====== DATA LINES ======

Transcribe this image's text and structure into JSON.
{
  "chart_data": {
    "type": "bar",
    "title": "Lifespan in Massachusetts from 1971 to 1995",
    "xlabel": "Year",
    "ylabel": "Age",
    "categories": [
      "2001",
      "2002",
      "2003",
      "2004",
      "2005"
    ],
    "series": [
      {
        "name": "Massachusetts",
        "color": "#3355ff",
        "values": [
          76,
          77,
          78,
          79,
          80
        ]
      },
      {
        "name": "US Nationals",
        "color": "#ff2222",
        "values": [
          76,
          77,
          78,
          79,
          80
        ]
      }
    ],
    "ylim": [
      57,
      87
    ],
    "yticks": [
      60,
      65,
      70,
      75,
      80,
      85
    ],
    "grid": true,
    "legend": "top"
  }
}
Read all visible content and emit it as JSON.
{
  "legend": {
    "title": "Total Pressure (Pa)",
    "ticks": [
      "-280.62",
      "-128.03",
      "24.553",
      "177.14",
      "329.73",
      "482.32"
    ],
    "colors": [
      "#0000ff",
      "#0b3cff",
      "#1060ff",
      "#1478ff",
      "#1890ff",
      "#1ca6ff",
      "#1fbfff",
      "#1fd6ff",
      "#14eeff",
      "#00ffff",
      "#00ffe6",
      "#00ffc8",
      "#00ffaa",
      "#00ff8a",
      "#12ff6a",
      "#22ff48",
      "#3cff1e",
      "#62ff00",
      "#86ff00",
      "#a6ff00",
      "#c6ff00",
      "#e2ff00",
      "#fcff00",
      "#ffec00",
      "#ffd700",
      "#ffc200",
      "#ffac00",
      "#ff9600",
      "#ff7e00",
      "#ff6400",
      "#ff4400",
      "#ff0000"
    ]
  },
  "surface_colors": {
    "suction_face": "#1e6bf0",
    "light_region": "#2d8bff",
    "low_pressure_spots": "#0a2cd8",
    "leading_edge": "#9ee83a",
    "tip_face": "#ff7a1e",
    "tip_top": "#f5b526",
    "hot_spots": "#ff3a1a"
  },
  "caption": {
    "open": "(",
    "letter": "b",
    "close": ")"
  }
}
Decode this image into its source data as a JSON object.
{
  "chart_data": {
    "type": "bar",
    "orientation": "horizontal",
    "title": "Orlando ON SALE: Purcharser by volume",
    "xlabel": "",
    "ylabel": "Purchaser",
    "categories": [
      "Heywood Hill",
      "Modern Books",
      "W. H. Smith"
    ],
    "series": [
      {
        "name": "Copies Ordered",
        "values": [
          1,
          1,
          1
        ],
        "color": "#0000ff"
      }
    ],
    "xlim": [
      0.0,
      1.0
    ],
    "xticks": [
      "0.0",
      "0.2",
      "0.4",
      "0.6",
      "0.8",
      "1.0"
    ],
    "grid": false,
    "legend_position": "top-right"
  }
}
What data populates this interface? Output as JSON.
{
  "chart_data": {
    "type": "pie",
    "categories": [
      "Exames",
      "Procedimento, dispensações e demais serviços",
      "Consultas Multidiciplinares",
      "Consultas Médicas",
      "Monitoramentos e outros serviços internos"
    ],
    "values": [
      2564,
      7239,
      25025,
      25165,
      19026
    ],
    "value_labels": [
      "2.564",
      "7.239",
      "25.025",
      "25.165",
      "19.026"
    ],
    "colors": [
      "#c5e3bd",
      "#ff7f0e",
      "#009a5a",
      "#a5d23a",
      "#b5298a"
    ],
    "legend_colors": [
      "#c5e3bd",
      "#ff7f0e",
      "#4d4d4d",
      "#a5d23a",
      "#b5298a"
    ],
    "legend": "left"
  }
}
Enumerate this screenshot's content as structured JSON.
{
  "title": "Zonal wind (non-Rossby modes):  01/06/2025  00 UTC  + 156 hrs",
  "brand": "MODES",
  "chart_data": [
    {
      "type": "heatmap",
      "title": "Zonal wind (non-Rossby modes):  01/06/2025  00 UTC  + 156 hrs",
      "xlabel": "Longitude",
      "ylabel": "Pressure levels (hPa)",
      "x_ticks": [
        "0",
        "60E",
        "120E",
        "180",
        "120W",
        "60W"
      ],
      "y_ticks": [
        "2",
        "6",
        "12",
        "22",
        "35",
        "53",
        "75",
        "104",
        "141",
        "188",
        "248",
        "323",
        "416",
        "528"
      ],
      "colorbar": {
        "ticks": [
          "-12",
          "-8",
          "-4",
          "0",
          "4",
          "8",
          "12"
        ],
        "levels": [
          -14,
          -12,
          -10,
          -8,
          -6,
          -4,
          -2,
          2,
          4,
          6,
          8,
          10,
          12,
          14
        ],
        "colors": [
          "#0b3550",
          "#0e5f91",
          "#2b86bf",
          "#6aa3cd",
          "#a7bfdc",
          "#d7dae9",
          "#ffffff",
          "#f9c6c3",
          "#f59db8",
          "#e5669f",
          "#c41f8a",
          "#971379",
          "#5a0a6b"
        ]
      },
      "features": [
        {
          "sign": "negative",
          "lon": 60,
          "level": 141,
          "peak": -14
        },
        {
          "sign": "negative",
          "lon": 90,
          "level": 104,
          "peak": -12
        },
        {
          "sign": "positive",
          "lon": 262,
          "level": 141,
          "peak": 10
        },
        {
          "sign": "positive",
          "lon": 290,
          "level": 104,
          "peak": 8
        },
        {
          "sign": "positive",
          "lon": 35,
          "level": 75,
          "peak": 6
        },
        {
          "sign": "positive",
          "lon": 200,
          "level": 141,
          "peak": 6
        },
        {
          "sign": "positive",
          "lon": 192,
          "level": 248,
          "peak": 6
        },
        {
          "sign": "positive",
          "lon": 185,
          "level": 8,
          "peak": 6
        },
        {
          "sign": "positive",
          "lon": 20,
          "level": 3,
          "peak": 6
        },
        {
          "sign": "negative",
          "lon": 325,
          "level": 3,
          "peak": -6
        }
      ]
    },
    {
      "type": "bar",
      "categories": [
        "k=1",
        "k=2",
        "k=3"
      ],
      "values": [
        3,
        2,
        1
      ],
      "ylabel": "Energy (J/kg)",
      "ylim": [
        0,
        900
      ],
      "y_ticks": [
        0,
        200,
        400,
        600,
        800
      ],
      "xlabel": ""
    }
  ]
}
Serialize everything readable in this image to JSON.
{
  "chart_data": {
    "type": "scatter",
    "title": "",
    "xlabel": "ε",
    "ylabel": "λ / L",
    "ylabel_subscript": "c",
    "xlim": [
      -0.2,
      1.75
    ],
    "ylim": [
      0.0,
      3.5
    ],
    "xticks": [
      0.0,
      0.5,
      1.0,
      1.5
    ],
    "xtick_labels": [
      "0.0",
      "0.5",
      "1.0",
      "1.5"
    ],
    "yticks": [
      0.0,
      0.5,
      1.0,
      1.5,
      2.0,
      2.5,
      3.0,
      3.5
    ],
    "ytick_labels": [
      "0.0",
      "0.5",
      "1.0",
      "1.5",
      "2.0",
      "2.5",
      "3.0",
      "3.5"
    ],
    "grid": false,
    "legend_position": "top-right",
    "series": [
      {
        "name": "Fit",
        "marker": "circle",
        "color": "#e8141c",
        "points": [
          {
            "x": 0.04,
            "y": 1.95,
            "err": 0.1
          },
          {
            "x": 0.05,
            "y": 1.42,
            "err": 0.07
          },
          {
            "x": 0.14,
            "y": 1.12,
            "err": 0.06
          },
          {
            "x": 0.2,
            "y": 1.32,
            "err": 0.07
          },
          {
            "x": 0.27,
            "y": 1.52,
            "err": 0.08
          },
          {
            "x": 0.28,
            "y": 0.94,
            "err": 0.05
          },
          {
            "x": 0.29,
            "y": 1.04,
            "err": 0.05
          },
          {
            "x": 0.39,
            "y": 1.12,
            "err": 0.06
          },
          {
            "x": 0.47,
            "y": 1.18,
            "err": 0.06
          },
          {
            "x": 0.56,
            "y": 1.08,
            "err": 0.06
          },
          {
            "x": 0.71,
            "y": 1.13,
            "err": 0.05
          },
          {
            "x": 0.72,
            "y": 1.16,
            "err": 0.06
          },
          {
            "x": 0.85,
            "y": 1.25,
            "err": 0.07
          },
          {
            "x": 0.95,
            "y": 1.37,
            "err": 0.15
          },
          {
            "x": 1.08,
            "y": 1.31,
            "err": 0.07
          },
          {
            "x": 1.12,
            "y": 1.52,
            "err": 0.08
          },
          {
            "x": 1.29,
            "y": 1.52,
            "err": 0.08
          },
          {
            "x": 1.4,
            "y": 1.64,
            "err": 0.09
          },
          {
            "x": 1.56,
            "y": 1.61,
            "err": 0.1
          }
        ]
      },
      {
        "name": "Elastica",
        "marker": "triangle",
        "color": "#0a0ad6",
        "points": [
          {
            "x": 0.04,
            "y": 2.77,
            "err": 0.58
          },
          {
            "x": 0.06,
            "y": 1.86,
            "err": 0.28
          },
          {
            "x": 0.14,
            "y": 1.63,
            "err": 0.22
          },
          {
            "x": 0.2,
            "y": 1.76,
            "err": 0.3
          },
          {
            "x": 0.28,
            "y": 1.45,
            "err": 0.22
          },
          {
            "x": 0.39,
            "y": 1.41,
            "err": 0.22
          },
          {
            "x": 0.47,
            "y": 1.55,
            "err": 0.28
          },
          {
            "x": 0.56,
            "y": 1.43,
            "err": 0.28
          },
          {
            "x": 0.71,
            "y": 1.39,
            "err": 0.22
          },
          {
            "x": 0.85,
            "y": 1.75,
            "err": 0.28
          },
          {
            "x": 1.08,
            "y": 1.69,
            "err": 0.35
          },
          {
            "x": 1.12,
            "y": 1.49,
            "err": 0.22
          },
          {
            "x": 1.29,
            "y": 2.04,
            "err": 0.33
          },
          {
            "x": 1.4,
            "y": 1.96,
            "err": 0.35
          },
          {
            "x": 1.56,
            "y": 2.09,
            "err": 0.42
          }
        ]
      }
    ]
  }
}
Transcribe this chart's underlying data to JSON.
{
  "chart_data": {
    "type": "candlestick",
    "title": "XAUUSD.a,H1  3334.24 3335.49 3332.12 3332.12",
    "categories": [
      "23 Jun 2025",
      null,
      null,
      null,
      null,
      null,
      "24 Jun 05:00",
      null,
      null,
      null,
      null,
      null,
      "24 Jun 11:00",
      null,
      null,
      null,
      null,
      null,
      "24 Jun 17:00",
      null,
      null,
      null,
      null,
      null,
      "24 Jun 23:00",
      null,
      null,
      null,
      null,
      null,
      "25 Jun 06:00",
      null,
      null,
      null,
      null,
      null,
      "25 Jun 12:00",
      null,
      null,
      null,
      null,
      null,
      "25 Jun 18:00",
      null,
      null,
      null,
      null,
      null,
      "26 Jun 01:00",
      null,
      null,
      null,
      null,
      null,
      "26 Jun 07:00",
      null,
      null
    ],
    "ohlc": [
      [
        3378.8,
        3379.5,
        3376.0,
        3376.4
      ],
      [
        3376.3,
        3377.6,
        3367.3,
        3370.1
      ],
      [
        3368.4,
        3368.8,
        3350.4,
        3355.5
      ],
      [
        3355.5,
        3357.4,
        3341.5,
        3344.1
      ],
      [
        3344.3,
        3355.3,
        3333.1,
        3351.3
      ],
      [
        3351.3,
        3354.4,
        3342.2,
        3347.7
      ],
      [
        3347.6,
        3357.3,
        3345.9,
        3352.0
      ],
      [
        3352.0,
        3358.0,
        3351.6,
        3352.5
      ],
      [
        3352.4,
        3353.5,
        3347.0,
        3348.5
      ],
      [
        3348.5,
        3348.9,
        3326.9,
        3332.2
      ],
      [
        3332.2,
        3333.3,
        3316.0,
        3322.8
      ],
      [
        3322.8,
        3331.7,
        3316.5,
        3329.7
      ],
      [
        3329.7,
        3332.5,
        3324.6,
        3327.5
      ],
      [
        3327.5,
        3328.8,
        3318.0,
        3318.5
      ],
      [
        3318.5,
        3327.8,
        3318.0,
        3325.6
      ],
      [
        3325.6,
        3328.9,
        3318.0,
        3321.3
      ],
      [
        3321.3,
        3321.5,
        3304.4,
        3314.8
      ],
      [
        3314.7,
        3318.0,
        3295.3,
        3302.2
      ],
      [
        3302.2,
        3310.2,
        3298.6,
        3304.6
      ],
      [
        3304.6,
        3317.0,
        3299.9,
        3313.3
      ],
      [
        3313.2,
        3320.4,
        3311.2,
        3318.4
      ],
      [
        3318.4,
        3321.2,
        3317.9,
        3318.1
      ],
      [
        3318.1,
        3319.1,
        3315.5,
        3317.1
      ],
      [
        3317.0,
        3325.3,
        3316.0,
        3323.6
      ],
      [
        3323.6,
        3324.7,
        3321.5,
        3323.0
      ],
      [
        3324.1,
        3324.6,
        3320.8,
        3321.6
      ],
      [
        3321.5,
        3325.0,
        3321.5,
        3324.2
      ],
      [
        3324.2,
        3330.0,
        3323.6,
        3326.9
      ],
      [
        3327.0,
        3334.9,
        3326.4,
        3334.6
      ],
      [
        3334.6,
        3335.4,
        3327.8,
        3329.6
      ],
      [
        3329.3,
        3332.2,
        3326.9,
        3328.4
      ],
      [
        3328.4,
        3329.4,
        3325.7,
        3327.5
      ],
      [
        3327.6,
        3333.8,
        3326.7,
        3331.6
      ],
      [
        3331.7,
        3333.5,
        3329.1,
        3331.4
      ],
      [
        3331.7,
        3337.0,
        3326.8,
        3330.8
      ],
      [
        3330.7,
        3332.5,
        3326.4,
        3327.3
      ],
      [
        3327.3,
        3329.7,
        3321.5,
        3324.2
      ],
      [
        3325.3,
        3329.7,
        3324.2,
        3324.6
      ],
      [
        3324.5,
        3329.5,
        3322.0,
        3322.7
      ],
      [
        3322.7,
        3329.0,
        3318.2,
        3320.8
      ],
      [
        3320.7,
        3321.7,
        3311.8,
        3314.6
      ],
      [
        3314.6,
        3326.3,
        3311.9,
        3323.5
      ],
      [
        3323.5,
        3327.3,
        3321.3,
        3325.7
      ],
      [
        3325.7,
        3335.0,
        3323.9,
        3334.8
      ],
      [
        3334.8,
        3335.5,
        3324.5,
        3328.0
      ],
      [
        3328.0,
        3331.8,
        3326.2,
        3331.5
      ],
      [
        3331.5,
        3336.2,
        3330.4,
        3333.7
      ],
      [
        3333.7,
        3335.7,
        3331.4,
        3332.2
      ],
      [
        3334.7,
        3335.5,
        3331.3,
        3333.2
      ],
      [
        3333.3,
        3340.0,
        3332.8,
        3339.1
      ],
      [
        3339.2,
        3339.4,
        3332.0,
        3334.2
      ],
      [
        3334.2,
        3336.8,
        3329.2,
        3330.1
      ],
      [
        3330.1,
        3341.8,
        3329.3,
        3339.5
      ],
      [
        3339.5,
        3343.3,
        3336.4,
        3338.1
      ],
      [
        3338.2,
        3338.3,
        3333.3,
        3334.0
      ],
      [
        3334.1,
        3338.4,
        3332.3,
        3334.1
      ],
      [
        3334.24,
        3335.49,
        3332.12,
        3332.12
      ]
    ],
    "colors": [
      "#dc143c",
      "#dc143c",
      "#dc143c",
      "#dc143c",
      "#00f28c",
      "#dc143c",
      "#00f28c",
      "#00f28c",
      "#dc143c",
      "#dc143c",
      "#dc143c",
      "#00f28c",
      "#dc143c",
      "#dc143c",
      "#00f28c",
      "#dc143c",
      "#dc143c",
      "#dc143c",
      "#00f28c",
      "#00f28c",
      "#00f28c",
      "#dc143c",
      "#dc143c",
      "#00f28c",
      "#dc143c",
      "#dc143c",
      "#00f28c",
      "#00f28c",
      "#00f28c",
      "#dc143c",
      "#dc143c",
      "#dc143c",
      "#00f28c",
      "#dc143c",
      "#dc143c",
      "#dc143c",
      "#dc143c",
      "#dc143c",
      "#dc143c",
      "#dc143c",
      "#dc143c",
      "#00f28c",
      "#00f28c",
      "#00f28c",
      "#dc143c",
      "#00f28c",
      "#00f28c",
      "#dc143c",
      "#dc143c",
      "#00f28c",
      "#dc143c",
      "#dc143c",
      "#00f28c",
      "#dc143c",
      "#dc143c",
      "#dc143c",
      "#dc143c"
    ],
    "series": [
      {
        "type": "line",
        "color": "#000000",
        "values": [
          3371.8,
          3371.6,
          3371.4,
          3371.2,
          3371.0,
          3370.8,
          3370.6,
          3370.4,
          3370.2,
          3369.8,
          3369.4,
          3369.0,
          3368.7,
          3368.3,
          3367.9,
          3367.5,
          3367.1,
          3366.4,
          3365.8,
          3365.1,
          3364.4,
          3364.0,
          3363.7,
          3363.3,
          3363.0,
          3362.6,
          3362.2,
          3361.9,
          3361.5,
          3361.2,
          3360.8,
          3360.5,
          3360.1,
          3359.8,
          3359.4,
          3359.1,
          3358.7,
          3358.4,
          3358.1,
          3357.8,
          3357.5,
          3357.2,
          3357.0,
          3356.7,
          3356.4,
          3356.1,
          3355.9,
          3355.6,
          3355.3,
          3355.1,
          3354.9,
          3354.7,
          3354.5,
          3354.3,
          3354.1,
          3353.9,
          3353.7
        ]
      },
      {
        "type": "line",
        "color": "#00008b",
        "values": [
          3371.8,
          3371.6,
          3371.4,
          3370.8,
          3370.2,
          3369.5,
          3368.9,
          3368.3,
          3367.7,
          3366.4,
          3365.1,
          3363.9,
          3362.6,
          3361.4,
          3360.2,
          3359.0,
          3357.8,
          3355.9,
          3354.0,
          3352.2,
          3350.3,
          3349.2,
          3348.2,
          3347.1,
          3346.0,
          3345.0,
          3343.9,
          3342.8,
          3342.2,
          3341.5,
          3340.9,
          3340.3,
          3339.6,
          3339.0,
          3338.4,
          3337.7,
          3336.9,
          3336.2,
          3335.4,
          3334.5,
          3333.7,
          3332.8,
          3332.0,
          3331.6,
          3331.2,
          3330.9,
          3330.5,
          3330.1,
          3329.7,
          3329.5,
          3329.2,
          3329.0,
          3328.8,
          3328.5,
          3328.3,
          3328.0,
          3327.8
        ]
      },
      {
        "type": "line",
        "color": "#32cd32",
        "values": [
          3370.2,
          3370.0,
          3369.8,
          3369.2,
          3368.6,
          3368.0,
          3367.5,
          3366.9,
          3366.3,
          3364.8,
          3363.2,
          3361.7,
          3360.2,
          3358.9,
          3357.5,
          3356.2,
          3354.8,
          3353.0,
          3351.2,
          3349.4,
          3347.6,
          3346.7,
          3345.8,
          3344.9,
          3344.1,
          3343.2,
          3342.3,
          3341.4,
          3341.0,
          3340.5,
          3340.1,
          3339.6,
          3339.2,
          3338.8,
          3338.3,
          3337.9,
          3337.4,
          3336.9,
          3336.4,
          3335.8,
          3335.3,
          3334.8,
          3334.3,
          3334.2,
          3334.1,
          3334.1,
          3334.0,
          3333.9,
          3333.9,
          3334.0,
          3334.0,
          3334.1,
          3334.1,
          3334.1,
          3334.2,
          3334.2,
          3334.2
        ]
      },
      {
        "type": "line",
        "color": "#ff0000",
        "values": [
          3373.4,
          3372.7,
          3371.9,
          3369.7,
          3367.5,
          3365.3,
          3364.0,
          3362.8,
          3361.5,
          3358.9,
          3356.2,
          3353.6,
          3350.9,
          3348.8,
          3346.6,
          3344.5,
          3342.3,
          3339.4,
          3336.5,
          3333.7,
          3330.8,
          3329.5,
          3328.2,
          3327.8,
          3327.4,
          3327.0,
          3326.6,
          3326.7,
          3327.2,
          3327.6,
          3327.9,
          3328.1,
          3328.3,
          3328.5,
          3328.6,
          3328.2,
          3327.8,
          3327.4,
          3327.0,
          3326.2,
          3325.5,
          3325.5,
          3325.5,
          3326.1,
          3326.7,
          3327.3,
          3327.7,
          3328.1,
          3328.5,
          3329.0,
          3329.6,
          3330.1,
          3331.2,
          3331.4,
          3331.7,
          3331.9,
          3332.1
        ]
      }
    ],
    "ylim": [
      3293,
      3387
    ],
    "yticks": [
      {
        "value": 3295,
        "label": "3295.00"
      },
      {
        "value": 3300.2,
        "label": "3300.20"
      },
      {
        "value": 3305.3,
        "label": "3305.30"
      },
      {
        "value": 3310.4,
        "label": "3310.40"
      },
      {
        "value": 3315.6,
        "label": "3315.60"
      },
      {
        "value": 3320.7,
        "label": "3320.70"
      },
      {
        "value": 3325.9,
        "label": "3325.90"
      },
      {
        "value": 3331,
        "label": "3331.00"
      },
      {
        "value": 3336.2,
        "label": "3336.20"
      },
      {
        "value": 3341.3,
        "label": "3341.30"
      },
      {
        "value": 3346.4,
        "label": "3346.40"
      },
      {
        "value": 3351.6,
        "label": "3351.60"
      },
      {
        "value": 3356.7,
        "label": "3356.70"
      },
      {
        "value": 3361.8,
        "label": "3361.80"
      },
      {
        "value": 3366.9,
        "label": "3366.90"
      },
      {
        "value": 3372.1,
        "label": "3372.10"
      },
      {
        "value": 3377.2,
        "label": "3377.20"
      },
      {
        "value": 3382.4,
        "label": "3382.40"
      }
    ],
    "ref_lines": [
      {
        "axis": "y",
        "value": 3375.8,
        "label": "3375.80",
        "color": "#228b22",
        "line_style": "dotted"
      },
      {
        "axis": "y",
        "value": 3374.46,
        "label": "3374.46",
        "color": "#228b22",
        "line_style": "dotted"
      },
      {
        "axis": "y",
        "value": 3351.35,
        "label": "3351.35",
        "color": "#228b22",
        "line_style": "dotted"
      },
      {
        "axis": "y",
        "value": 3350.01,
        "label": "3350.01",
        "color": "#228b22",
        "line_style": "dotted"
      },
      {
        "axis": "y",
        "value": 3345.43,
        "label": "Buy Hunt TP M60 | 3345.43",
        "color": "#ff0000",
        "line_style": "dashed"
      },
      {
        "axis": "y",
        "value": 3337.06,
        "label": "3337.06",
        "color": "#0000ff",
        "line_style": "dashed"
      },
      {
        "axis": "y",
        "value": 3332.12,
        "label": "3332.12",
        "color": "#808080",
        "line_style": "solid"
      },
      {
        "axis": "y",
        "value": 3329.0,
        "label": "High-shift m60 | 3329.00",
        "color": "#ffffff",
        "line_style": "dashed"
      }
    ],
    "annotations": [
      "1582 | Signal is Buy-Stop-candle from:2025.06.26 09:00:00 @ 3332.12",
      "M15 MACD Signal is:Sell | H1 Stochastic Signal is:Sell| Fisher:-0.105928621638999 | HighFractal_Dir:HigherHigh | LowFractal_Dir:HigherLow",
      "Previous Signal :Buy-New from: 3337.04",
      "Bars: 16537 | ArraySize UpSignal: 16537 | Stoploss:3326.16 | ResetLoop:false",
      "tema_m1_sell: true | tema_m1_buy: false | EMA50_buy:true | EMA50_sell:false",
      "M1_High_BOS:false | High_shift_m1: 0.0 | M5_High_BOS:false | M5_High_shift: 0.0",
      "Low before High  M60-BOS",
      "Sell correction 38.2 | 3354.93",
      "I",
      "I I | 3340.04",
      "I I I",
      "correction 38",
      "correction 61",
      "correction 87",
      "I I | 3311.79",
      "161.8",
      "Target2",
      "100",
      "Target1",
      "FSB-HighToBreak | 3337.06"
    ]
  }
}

======

• [WRITTEN TASK]
Lines containing the word "wind" are to be counted in the listing; state their number alone.

• [EXERCISE ANSWER]
2